----- Given entries -----
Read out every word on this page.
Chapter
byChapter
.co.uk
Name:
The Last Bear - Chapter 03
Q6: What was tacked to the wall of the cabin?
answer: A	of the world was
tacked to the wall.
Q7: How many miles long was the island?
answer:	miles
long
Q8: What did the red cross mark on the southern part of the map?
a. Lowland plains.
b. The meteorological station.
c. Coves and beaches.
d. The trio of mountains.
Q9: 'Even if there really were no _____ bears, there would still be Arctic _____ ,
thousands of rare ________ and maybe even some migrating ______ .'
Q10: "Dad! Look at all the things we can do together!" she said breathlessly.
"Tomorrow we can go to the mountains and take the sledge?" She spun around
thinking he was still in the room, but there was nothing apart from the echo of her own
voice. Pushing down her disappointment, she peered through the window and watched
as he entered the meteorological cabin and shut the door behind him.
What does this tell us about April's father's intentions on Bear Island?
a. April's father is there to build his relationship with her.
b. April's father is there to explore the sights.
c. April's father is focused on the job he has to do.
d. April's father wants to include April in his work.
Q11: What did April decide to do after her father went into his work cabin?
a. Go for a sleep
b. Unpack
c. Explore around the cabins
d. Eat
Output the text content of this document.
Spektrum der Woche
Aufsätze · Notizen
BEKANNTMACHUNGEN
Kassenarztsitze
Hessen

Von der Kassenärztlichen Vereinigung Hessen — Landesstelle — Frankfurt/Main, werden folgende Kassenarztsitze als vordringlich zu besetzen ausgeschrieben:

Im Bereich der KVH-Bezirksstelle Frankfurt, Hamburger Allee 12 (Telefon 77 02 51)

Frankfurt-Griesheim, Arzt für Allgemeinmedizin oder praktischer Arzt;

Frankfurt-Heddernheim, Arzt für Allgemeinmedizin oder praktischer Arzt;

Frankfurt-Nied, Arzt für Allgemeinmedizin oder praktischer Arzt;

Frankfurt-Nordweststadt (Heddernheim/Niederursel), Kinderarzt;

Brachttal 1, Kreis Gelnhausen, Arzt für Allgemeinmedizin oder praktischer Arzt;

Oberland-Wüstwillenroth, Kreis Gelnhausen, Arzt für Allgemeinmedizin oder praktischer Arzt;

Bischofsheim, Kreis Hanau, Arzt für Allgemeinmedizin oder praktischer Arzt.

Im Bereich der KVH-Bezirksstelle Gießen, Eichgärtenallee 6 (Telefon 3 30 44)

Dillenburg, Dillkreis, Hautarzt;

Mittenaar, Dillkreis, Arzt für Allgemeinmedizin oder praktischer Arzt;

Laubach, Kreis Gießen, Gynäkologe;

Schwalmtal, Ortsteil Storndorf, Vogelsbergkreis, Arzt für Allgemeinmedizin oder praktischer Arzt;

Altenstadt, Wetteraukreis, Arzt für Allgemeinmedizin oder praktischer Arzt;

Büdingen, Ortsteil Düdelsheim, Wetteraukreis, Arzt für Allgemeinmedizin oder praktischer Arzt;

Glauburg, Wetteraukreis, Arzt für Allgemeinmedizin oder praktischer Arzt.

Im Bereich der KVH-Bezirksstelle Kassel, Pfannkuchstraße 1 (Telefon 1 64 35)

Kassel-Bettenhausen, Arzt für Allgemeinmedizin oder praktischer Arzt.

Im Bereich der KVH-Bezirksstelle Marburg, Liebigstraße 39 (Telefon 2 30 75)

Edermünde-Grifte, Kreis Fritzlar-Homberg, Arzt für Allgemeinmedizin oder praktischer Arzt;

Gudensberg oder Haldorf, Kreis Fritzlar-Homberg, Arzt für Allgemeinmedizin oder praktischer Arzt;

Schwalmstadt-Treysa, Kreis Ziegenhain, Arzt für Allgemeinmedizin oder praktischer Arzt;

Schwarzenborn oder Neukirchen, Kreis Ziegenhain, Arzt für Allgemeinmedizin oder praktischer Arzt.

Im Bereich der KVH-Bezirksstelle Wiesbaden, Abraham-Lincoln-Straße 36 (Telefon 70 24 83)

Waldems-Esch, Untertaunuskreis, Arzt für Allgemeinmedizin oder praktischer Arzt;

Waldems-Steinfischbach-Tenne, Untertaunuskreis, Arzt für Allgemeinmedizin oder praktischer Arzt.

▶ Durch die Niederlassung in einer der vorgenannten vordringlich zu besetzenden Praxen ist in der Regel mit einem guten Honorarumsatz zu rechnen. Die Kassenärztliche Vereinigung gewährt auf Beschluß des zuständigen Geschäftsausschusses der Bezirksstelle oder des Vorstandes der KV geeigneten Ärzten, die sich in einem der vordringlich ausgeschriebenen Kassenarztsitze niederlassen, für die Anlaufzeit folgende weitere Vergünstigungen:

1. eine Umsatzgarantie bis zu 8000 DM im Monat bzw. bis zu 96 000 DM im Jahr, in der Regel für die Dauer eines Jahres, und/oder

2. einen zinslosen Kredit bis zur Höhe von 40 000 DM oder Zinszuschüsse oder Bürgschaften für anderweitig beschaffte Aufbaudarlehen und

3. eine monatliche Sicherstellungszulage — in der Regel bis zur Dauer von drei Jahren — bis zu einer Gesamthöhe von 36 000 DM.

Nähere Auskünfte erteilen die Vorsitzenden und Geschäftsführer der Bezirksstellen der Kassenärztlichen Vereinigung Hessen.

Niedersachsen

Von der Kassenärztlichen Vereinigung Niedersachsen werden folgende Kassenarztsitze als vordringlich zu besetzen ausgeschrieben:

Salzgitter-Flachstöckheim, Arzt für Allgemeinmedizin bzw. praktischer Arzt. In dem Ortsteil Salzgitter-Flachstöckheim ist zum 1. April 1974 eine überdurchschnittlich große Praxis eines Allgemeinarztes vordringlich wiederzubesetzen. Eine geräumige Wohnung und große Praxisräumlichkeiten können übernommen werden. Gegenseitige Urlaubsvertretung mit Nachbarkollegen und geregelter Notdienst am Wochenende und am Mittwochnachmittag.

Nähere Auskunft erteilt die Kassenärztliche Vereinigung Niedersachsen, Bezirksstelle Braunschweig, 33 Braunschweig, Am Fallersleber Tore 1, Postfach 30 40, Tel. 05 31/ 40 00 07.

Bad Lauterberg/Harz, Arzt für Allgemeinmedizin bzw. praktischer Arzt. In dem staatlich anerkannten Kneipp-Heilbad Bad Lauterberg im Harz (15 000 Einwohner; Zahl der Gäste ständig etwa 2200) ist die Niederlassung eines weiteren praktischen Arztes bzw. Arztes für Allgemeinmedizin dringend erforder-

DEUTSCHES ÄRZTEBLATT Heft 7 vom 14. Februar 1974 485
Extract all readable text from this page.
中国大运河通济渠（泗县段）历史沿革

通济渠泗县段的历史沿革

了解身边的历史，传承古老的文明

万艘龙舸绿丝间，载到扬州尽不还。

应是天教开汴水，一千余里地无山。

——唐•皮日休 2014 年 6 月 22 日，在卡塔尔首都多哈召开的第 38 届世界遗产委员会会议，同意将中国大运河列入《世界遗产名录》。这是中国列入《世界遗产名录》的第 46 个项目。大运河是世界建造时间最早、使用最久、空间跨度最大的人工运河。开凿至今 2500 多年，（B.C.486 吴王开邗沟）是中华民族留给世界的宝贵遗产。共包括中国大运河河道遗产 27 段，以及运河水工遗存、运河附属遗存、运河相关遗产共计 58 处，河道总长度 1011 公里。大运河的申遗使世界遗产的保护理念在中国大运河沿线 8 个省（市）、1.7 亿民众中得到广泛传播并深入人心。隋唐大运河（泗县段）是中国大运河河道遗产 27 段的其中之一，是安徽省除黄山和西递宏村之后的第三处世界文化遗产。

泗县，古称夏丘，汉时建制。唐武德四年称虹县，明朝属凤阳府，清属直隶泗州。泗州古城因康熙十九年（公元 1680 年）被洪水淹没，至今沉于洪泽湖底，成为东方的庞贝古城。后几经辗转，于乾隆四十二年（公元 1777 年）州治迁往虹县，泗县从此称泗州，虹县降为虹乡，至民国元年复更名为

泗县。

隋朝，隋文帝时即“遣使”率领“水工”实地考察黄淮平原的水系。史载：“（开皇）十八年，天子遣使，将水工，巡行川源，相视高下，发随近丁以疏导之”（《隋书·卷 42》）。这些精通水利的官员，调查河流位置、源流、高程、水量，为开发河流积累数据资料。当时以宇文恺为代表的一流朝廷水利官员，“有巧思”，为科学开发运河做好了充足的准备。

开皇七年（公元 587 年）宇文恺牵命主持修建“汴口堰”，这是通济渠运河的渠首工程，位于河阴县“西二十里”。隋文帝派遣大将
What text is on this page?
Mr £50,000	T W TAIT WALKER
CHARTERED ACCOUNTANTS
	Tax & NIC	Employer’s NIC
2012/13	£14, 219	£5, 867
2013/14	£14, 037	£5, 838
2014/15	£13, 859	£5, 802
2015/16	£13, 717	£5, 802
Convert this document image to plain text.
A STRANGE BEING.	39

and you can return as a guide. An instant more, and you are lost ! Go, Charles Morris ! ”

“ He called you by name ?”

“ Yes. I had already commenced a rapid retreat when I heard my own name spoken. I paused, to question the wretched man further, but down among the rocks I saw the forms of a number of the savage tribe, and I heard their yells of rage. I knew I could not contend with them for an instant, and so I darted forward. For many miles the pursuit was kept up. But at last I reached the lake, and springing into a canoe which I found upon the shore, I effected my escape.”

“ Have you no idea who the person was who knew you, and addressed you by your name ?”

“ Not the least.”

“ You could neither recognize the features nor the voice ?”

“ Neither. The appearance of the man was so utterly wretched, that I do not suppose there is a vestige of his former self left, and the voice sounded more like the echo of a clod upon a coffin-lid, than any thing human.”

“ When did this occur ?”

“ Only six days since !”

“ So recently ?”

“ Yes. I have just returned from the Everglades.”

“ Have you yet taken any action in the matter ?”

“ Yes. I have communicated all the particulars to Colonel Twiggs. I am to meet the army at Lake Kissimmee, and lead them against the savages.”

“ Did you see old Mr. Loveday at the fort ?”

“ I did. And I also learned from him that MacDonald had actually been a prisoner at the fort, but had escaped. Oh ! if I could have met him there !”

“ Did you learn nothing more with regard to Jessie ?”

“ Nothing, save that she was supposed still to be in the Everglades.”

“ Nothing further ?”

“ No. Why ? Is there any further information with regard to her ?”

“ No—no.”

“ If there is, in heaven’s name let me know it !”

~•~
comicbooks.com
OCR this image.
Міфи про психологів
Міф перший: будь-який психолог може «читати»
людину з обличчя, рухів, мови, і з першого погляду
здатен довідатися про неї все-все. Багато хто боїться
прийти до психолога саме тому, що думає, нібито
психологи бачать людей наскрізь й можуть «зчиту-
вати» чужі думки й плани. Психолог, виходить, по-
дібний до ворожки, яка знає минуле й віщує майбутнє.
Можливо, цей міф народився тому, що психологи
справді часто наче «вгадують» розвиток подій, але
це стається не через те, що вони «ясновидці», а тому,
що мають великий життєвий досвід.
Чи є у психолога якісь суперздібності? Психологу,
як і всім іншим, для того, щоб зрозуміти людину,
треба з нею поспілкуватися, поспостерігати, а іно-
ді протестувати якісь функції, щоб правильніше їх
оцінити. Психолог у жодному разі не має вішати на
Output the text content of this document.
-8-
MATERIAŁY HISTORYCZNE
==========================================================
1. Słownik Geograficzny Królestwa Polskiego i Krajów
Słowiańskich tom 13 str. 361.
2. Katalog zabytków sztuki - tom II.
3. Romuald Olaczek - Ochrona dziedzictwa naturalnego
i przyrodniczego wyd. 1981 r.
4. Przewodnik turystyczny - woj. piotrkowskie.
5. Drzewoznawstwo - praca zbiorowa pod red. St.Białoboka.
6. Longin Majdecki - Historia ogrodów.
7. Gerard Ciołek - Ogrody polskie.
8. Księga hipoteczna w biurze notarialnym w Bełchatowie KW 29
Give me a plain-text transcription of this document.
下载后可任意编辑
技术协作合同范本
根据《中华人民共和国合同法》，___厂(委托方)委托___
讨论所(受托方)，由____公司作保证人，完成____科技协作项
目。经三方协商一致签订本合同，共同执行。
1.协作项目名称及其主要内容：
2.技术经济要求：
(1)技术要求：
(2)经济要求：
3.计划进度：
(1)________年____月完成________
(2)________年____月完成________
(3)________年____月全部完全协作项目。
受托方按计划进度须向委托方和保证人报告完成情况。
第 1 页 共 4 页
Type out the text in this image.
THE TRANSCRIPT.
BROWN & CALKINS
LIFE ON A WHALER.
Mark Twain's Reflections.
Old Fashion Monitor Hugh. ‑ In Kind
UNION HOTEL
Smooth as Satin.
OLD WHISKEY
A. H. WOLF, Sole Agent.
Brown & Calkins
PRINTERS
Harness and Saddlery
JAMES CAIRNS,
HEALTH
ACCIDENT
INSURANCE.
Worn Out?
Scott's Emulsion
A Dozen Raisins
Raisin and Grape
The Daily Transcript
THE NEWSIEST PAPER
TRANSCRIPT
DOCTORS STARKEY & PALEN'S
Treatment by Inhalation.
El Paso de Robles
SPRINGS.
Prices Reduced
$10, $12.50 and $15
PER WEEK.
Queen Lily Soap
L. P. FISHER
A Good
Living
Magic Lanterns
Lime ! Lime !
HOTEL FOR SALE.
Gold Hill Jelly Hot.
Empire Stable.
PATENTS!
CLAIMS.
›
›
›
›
-----
• Required work: Quote only the lines from the line containing "Give me a plain-text" through the end of the listing, please, keeping both the first and the last line.

• Result of the exercise:
Give me a plain-text transcription of this document.
下载后可任意编辑
技术协作合同范本
根据《中华人民共和国合同法》，___厂(委托方)委托___
讨论所(受托方)，由____公司作保证人，完成____科技协作项
目。经三方协商一致签订本合同，共同执行。
1.协作项目名称及其主要内容：
2.技术经济要求：
(1)技术要求：
(2)经济要求：
3.计划进度：
(1)________年____月完成________
(2)________年____月完成________
(3)________年____月全部完全协作项目。
受托方按计划进度须向委托方和保证人报告完成情况。
第 1 页 共 4 页
Type out the text in this image.
THE TRANSCRIPT.
BROWN & CALKINS
LIFE ON A WHALER.
Mark Twain's Reflections.
Old Fashion Monitor Hugh. ‑ In Kind
UNION HOTEL
Smooth as Satin.
OLD WHISKEY
A. H. WOLF, Sole Agent.
Brown & Calkins
PRINTERS
Harness and Saddlery
JAMES CAIRNS,
HEALTH
ACCIDENT
INSURANCE.
Worn Out?
Scott's Emulsion
A Dozen Raisins
Raisin and Grape
The Daily Transcript
THE NEWSIEST PAPER
TRANSCRIPT
DOCTORS STARKEY & PALEN'S
Treatment by Inhalation.
El Paso de Robles
SPRINGS.
Prices Reduced
$10, $12.50 and $15
PER WEEK.
Queen Lily Soap
L. P. FISHER
A Good
Living
Magic Lanterns
Lime ! Lime !
HOTEL FOR SALE.
Gold Hill Jelly Hot.
Empire Stable.
PATENTS!
CLAIMS.
›
›
›
›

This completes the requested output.